═════ Data rows ═════

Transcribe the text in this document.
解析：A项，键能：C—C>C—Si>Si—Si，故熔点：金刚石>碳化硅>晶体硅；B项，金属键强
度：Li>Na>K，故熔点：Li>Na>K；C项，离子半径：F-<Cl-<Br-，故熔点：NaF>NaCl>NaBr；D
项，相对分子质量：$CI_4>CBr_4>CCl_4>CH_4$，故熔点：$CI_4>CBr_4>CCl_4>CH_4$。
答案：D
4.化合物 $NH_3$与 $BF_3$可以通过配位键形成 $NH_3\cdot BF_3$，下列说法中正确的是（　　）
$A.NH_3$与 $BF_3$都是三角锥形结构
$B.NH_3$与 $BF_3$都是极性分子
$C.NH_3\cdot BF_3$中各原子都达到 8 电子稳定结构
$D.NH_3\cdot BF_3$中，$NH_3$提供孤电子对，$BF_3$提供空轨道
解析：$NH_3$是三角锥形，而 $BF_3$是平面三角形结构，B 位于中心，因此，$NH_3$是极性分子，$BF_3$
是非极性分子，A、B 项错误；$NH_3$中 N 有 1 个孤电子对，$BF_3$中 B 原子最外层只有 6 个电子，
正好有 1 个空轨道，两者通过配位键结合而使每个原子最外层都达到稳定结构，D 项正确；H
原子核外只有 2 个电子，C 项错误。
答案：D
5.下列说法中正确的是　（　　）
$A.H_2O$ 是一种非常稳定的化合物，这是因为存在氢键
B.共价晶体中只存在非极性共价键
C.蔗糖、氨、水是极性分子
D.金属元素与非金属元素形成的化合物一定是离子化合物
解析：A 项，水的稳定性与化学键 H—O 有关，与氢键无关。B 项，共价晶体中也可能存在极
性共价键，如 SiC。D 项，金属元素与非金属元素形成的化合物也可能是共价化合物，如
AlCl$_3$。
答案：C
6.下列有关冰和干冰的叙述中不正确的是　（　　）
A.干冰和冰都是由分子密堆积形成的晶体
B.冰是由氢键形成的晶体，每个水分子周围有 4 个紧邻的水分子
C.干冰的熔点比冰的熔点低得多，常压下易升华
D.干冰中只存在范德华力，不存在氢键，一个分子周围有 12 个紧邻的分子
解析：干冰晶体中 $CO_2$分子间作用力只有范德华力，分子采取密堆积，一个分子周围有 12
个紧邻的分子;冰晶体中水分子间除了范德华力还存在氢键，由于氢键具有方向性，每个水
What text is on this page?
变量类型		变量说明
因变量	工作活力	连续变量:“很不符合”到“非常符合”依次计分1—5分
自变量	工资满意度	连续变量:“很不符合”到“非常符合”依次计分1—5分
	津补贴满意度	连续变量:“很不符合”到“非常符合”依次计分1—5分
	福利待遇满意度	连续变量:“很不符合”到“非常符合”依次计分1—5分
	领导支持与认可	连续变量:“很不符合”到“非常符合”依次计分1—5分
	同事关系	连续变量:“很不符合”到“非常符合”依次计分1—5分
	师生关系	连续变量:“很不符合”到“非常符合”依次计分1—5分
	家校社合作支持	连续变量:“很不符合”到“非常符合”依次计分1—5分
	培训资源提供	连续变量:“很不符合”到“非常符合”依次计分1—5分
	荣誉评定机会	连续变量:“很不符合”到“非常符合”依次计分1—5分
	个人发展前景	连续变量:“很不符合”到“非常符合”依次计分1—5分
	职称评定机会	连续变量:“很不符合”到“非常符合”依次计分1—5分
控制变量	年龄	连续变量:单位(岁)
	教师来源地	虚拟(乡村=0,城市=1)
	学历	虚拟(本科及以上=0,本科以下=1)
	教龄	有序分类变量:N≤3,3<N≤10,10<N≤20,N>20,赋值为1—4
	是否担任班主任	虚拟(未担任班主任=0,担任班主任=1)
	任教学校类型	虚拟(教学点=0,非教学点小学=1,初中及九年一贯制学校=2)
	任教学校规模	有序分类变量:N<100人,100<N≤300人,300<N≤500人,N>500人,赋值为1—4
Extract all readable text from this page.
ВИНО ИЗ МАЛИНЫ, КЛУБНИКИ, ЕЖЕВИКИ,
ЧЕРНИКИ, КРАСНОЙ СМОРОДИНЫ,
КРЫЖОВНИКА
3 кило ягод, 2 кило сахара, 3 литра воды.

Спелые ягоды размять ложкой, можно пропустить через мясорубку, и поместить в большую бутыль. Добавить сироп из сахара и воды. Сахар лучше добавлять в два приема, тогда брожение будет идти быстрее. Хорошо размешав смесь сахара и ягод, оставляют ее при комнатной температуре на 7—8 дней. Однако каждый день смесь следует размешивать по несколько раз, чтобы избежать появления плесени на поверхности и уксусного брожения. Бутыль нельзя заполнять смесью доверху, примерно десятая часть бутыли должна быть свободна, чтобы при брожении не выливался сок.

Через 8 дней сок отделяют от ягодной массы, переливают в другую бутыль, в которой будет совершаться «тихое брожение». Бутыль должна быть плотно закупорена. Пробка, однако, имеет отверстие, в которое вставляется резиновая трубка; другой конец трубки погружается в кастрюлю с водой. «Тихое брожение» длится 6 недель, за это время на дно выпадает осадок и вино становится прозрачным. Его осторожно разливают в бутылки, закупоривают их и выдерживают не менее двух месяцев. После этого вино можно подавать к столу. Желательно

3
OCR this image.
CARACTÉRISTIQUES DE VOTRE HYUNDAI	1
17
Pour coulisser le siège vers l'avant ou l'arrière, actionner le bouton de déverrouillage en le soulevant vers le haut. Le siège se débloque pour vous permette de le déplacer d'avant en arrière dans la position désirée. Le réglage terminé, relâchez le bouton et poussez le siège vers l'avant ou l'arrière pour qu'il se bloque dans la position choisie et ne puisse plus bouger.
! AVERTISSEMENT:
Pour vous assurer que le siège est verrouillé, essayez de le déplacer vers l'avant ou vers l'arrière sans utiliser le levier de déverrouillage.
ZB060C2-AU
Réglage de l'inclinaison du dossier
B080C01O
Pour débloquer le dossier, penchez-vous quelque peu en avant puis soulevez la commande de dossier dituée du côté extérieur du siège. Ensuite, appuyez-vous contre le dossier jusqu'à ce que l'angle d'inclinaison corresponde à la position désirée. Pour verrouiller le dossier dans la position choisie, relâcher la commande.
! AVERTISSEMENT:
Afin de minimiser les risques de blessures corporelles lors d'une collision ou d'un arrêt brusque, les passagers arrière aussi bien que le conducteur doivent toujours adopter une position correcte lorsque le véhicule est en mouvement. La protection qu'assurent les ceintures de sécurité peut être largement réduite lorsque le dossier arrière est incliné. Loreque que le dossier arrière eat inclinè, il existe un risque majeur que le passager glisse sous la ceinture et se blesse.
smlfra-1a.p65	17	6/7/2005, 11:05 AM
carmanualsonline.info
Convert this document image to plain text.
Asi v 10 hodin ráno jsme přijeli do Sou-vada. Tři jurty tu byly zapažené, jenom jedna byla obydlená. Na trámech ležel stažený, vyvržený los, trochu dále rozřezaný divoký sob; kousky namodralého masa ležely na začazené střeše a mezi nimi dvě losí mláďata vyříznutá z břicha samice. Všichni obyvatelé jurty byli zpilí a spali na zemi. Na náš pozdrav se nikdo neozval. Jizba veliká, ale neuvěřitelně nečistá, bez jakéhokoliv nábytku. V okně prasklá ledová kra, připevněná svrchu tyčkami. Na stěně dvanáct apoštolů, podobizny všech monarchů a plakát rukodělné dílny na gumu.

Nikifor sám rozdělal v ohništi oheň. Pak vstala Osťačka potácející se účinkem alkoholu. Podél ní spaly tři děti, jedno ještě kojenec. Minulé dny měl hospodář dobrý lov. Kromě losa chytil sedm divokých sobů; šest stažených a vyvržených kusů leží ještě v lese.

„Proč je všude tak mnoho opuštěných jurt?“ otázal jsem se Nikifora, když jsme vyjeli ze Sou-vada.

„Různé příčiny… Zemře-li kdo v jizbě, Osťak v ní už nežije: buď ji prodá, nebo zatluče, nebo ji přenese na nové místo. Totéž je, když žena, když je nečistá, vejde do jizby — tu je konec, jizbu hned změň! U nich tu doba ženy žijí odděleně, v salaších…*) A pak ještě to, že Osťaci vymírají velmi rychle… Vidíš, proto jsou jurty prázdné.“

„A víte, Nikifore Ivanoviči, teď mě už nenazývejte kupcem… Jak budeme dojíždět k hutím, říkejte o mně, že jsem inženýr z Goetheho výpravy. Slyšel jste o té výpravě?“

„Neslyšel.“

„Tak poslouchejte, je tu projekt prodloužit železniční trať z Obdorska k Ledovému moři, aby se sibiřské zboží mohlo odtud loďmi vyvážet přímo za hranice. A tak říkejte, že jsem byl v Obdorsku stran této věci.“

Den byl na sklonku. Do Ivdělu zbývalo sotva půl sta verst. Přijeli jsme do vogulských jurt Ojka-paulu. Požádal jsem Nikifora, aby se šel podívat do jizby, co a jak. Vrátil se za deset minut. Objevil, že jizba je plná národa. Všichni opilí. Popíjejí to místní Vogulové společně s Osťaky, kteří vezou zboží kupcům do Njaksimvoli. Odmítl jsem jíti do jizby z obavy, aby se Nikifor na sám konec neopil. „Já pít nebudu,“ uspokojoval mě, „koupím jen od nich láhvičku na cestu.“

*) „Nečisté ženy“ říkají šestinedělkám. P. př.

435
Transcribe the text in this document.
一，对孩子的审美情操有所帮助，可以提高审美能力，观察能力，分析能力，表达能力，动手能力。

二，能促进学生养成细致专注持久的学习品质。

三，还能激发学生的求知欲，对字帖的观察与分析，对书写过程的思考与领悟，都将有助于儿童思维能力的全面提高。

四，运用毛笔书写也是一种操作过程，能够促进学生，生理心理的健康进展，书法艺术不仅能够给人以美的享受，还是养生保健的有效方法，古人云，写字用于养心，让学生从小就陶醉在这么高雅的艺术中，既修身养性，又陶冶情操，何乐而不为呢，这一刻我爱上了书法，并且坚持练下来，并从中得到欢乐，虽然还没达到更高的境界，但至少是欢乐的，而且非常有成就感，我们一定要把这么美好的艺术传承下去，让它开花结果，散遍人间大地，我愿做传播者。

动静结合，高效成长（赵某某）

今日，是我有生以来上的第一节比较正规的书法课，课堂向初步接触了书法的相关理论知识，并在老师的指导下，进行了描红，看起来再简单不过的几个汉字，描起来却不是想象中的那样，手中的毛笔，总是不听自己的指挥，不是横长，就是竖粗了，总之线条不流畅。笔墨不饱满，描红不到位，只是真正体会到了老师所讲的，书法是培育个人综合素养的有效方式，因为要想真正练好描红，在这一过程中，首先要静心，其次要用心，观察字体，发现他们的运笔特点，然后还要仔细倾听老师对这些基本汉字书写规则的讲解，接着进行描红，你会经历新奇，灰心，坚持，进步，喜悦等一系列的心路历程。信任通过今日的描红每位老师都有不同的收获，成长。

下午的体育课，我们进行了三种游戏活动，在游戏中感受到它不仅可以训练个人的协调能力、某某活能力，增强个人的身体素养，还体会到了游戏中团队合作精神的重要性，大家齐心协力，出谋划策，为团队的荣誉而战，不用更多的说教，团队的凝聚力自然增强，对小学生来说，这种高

═════

» Your task
In the lines above, find each one with "下列说法中正确的是" and list it.

» Solution for this exercise
4.化合物 $NH_3$与 $BF_3$可以通过配位键形成 $NH_3\cdot BF_3$，下列说法中正确的是（　　）
5.下列说法中正确的是　（　　）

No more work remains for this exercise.